Problem statement: Reproduce all the entries precisely.

** start **

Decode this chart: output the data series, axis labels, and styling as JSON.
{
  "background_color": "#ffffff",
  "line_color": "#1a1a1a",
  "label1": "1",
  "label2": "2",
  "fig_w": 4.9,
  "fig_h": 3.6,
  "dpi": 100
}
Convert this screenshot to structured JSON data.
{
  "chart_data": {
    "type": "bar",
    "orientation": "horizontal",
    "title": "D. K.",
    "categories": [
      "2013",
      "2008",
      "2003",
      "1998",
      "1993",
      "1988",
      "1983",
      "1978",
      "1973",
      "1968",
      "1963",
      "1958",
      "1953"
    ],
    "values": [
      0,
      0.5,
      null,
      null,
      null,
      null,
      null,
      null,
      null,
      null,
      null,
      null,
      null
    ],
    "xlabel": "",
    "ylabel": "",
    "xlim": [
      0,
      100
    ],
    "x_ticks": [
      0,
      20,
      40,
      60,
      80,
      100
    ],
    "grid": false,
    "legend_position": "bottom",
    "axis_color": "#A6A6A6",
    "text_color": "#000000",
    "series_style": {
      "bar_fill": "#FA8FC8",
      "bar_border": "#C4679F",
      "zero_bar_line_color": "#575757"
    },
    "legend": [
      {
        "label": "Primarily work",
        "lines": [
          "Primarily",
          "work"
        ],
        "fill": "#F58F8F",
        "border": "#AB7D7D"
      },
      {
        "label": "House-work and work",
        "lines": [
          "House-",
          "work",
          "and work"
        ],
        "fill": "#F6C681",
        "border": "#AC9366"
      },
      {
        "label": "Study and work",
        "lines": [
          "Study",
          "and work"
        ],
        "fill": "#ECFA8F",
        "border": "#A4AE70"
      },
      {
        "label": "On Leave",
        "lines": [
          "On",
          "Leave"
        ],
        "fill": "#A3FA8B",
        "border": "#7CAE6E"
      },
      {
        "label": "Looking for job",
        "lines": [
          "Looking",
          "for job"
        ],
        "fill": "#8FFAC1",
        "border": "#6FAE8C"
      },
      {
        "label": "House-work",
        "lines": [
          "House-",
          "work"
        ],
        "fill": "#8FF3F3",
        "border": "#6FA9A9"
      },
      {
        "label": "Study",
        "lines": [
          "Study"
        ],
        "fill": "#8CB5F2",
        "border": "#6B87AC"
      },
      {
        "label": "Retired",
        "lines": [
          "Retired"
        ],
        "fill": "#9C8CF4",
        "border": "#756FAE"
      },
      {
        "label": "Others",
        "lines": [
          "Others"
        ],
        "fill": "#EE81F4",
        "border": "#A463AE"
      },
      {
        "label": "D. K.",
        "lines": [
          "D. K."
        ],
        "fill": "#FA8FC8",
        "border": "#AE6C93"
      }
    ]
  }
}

** end **

Written solution:
Decode this chart: output the data series, axis labels, and styling as JSON.
{
  "background_color": "#ffffff",
  "line_color": "#1a1a1a",
  "label1": "1",
  "label2": "2",
  "fig_w": 4.9,
  "fig_h": 3.6,
  "dpi": 100
}
Convert this screenshot to structured JSON data.
{
  "chart_data": {
    "type": "bar",
    "orientation": "horizontal",
    "title": "D. K.",
    "categories": [
      "2013",
      "2008",
      "2003",
      "1998",
      "1993",
      "1988",
      "1983",
      "1978",
      "1973",
      "1968",
      "1963",
      "1958",
      "1953"
    ],
    "values": [
      0,
      0.5,
      null,
      null,
      null,
      null,
      null,
      null,
      null,
      null,
      null,
      null,
      null
    ],
    "xlabel": "",
    "ylabel": "",
    "xlim": [
      0,
      100
    ],
    "x_ticks": [
      0,
      20,
      40,
      60,
      80,
      100
    ],
    "grid": false,
    "legend_position": "bottom",
    "axis_color": "#A6A6A6",
    "text_color": "#000000",
    "series_style": {
      "bar_fill": "#FA8FC8",
      "bar_border": "#C4679F",
      "zero_bar_line_color": "#575757"
    },
    "legend": [
      {
        "label": "Primarily work",
        "lines": [
          "Primarily",
          "work"
        ],
        "fill": "#F58F8F",
        "border": "#AB7D7D"
      },
      {
        "label": "House-work and work",
        "lines": [
          "House-",
          "work",
          "and work"
        ],
        "fill": "#F6C681",
        "border": "#AC9366"
      },
      {
        "label": "Study and work",
        "lines": [
          "Study",
          "and work"
        ],
        "fill": "#ECFA8F",
        "border": "#A4AE70"
      },
      {
        "label": "On Leave",
        "lines": [
          "On",
          "Leave"
        ],
        "fill": "#A3FA8B",
        "border": "#7CAE6E"
      },
      {
        "label": "Looking for job",
        "lines": [
          "Looking",
          "for job"
        ],
        "fill": "#8FFAC1",
        "border": "#6FAE8C"
      },
      {
        "label": "House-work",
        "lines": [
          "House-",
          "work"
        ],
        "fill": "#8FF3F3",
        "border": "#6FA9A9"
      },
      {
        "label": "Study",
        "lines": [
          "Study"
        ],
        "fill": "#8CB5F2",
        "border": "#6B87AC"
      },
      {
        "label": "Retired",
        "lines": [
          "Retired"
        ],
        "fill": "#9C8CF4",
        "border": "#756FAE"
      },
      {
        "label": "Others",
        "lines": [
          "Others"
        ],
        "fill": "#EE81F4",
        "border": "#A463AE"
      },
      {
        "label": "D. K.",
        "lines": [
          "D. K."
        ],
        "fill": "#FA8FC8",
        "border": "#AE6C93"
      }
    ]
  }
}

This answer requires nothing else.